#### [WHAT NEEDS TO BE DONE]
Write out the whole listing again, exactly.

Stored data entries:
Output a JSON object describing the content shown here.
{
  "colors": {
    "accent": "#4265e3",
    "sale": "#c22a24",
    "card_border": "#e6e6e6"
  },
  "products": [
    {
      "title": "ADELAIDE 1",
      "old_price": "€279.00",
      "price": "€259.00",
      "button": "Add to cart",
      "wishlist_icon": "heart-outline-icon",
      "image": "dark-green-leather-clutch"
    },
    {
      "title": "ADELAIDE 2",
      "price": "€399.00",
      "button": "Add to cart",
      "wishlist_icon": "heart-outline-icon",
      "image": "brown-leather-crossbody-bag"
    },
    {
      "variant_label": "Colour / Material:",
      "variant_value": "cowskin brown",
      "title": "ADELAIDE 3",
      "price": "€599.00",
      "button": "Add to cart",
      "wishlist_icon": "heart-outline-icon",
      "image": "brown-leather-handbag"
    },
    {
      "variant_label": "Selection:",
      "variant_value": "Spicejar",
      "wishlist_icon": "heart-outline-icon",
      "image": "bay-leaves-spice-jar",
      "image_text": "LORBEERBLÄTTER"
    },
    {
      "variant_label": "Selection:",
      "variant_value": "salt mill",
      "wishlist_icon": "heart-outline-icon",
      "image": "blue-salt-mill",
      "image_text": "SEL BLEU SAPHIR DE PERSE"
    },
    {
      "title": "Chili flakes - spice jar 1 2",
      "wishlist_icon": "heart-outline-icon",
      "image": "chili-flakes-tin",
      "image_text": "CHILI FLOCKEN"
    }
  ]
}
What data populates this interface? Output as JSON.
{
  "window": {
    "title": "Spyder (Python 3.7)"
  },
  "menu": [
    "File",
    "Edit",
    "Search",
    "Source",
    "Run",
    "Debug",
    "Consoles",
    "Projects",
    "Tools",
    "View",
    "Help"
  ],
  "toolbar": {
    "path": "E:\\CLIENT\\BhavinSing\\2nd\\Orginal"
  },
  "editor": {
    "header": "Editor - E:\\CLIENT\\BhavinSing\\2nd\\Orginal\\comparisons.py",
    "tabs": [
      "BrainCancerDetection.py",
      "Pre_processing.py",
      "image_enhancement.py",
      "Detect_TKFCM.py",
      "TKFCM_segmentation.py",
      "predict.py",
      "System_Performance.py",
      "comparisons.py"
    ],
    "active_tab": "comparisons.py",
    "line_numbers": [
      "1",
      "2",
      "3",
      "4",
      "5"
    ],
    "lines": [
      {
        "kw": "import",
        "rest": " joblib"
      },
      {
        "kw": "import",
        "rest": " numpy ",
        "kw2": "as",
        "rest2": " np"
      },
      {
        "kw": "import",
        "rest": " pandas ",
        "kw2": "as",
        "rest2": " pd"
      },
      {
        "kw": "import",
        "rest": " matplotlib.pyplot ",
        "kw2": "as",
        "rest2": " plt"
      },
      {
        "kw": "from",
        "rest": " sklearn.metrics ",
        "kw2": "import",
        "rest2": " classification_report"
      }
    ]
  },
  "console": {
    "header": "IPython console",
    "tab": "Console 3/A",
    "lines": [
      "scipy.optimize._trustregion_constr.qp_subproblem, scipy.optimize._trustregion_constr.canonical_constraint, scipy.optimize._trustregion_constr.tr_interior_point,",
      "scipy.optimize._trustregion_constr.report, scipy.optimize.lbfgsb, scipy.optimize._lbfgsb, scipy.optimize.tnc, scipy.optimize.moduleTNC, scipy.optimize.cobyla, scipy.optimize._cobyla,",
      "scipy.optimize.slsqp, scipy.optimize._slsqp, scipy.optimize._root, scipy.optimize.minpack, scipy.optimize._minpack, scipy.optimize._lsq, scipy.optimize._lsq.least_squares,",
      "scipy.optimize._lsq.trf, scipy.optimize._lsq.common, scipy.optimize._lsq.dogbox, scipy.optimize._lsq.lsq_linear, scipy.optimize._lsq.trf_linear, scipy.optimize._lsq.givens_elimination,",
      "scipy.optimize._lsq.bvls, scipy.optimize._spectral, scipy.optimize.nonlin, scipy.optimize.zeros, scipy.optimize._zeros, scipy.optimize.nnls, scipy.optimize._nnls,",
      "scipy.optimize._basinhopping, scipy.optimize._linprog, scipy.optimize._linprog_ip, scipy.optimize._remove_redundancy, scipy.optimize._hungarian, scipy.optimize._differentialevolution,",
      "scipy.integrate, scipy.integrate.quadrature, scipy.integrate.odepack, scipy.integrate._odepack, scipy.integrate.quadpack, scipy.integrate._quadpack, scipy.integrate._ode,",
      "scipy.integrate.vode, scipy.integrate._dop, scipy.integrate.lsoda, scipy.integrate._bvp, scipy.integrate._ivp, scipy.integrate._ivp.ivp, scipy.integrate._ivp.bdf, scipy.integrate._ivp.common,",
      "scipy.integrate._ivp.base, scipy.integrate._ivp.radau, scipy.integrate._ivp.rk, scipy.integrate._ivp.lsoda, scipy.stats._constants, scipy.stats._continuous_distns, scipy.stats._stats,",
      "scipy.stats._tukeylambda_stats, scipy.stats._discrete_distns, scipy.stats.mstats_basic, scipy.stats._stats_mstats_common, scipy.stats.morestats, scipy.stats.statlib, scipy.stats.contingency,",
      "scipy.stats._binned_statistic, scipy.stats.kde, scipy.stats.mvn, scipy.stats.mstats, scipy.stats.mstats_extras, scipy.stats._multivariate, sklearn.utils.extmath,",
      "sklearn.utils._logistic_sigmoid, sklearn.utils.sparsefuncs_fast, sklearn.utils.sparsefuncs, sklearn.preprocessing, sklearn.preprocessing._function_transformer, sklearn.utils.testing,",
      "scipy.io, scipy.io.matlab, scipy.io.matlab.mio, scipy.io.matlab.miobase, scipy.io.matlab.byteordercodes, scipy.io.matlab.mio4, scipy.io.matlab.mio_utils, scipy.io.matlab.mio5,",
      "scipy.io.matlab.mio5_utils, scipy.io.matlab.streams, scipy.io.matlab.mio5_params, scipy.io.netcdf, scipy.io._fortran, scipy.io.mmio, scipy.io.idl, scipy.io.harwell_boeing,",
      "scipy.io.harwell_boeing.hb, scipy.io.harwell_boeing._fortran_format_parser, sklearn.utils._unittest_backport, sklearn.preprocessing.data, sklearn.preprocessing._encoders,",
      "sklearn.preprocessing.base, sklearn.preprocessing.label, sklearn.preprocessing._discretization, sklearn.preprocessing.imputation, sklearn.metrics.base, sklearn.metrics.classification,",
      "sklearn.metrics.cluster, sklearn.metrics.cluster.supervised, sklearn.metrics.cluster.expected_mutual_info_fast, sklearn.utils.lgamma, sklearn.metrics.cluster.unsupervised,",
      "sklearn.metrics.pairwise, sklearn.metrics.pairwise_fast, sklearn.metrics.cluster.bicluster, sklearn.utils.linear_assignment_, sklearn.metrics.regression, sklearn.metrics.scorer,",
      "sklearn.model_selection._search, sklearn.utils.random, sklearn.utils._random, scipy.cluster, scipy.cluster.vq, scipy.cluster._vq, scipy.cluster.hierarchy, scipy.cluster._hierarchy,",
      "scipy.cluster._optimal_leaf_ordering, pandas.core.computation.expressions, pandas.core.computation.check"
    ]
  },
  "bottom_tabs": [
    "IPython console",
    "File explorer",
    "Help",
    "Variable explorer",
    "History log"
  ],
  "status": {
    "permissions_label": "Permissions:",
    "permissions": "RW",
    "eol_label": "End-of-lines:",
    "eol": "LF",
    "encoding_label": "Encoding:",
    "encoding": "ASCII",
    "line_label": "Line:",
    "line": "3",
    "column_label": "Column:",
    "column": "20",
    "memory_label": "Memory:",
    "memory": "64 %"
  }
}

#### [FULL ANSWER]
Output a JSON object describing the content shown here.
{
  "colors": {
    "accent": "#4265e3",
    "sale": "#c22a24",
    "card_border": "#e6e6e6"
  },
  "products": [
    {
      "title": "ADELAIDE 1",
      "old_price": "€279.00",
      "price": "€259.00",
      "button": "Add to cart",
      "wishlist_icon": "heart-outline-icon",
      "image": "dark-green-leather-clutch"
    },
    {
      "title": "ADELAIDE 2",
      "price": "€399.00",
      "button": "Add to cart",
      "wishlist_icon": "heart-outline-icon",
      "image": "brown-leather-crossbody-bag"
    },
    {
      "variant_label": "Colour / Material:",
      "variant_value": "cowskin brown",
      "title": "ADELAIDE 3",
      "price": "€599.00",
      "button": "Add to cart",
      "wishlist_icon": "heart-outline-icon",
      "image": "brown-leather-handbag"
    },
    {
      "variant_label": "Selection:",
      "variant_value": "Spicejar",
      "wishlist_icon": "heart-outline-icon",
      "image": "bay-leaves-spice-jar",
      "image_text": "LORBEERBLÄTTER"
    },
    {
      "variant_label": "Selection:",
      "variant_value": "salt mill",
      "wishlist_icon": "heart-outline-icon",
      "image": "blue-salt-mill",
      "image_text": "SEL BLEU SAPHIR DE PERSE"
    },
    {
      "title": "Chili flakes - spice jar 1 2",
      "wishlist_icon": "heart-outline-icon",
      "image": "chili-flakes-tin",
      "image_text": "CHILI FLOCKEN"
    }
  ]
}
What data populates this interface? Output as JSON.
{
  "window": {
    "title": "Spyder (Python 3.7)"
  },
  "menu": [
    "File",
    "Edit",
    "Search",
    "Source",
    "Run",
    "Debug",
    "Consoles",
    "Projects",
    "Tools",
    "View",
    "Help"
  ],
  "toolbar": {
    "path": "E:\\CLIENT\\BhavinSing\\2nd\\Orginal"
  },
  "editor": {
    "header": "Editor - E:\\CLIENT\\BhavinSing\\2nd\\Orginal\\comparisons.py",
    "tabs": [
      "BrainCancerDetection.py",
      "Pre_processing.py",
      "image_enhancement.py",
      "Detect_TKFCM.py",
      "TKFCM_segmentation.py",
      "predict.py",
      "System_Performance.py",
      "comparisons.py"
    ],
    "active_tab": "comparisons.py",
    "line_numbers": [
      "1",
      "2",
      "3",
      "4",
      "5"
    ],
    "lines": [
      {
        "kw": "import",
        "rest": " joblib"
      },
      {
        "kw": "import",
        "rest": " numpy ",
        "kw2": "as",
        "rest2": " np"
      },
      {
        "kw": "import",
        "rest": " pandas ",
        "kw2": "as",
        "rest2": " pd"
      },
      {
        "kw": "import",
        "rest": " matplotlib.pyplot ",
        "kw2": "as",
        "rest2": " plt"
      },
      {
        "kw": "from",
        "rest": " sklearn.metrics ",
        "kw2": "import",
        "rest2": " classification_report"
      }
    ]
  },
  "console": {
    "header": "IPython console",
    "tab": "Console 3/A",
    "lines": [
      "scipy.optimize._trustregion_constr.qp_subproblem, scipy.optimize._trustregion_constr.canonical_constraint, scipy.optimize._trustregion_constr.tr_interior_point,",
      "scipy.optimize._trustregion_constr.report, scipy.optimize.lbfgsb, scipy.optimize._lbfgsb, scipy.optimize.tnc, scipy.optimize.moduleTNC, scipy.optimize.cobyla, scipy.optimize._cobyla,",
      "scipy.optimize.slsqp, scipy.optimize._slsqp, scipy.optimize._root, scipy.optimize.minpack, scipy.optimize._minpack, scipy.optimize._lsq, scipy.optimize._lsq.least_squares,",
      "scipy.optimize._lsq.trf, scipy.optimize._lsq.common, scipy.optimize._lsq.dogbox, scipy.optimize._lsq.lsq_linear, scipy.optimize._lsq.trf_linear, scipy.optimize._lsq.givens_elimination,",
      "scipy.optimize._lsq.bvls, scipy.optimize._spectral, scipy.optimize.nonlin, scipy.optimize.zeros, scipy.optimize._zeros, scipy.optimize.nnls, scipy.optimize._nnls,",
      "scipy.optimize._basinhopping, scipy.optimize._linprog, scipy.optimize._linprog_ip, scipy.optimize._remove_redundancy, scipy.optimize._hungarian, scipy.optimize._differentialevolution,",
      "scipy.integrate, scipy.integrate.quadrature, scipy.integrate.odepack, scipy.integrate._odepack, scipy.integrate.quadpack, scipy.integrate._quadpack, scipy.integrate._ode,",
      "scipy.integrate.vode, scipy.integrate._dop, scipy.integrate.lsoda, scipy.integrate._bvp, scipy.integrate._ivp, scipy.integrate._ivp.ivp, scipy.integrate._ivp.bdf, scipy.integrate._ivp.common,",
      "scipy.integrate._ivp.base, scipy.integrate._ivp.radau, scipy.integrate._ivp.rk, scipy.integrate._ivp.lsoda, scipy.stats._constants, scipy.stats._continuous_distns, scipy.stats._stats,",
      "scipy.stats._tukeylambda_stats, scipy.stats._discrete_distns, scipy.stats.mstats_basic, scipy.stats._stats_mstats_common, scipy.stats.morestats, scipy.stats.statlib, scipy.stats.contingency,",
      "scipy.stats._binned_statistic, scipy.stats.kde, scipy.stats.mvn, scipy.stats.mstats, scipy.stats.mstats_extras, scipy.stats._multivariate, sklearn.utils.extmath,",
      "sklearn.utils._logistic_sigmoid, sklearn.utils.sparsefuncs_fast, sklearn.utils.sparsefuncs, sklearn.preprocessing, sklearn.preprocessing._function_transformer, sklearn.utils.testing,",
      "scipy.io, scipy.io.matlab, scipy.io.matlab.mio, scipy.io.matlab.miobase, scipy.io.matlab.byteordercodes, scipy.io.matlab.mio4, scipy.io.matlab.mio_utils, scipy.io.matlab.mio5,",
      "scipy.io.matlab.mio5_utils, scipy.io.matlab.streams, scipy.io.matlab.mio5_params, scipy.io.netcdf, scipy.io._fortran, scipy.io.mmio, scipy.io.idl, scipy.io.harwell_boeing,",
      "scipy.io.harwell_boeing.hb, scipy.io.harwell_boeing._fortran_format_parser, sklearn.utils._unittest_backport, sklearn.preprocessing.data, sklearn.preprocessing._encoders,",
      "sklearn.preprocessing.base, sklearn.preprocessing.label, sklearn.preprocessing._discretization, sklearn.preprocessing.imputation, sklearn.metrics.base, sklearn.metrics.classification,",
      "sklearn.metrics.cluster, sklearn.metrics.cluster.supervised, sklearn.metrics.cluster.expected_mutual_info_fast, sklearn.utils.lgamma, sklearn.metrics.cluster.unsupervised,",
      "sklearn.metrics.pairwise, sklearn.metrics.pairwise_fast, sklearn.metrics.cluster.bicluster, sklearn.utils.linear_assignment_, sklearn.metrics.regression, sklearn.metrics.scorer,",
      "sklearn.model_selection._search, sklearn.utils.random, sklearn.utils._random, scipy.cluster, scipy.cluster.vq, scipy.cluster._vq, scipy.cluster.hierarchy, scipy.cluster._hierarchy,",
      "scipy.cluster._optimal_leaf_ordering, pandas.core.computation.expressions, pandas.core.computation.check"
    ]
  },
  "bottom_tabs": [
    "IPython console",
    "File explorer",
    "Help",
    "Variable explorer",
    "History log"
  ],
  "status": {
    "permissions_label": "Permissions:",
    "permissions": "RW",
    "eol_label": "End-of-lines:",
    "eol": "LF",
    "encoding_label": "Encoding:",
    "encoding": "ASCII",
    "line_label": "Line:",
    "line": "3",
    "column_label": "Column:",
    "column": "20",
    "memory_label": "Memory:",
    "memory": "64 %"
  }
}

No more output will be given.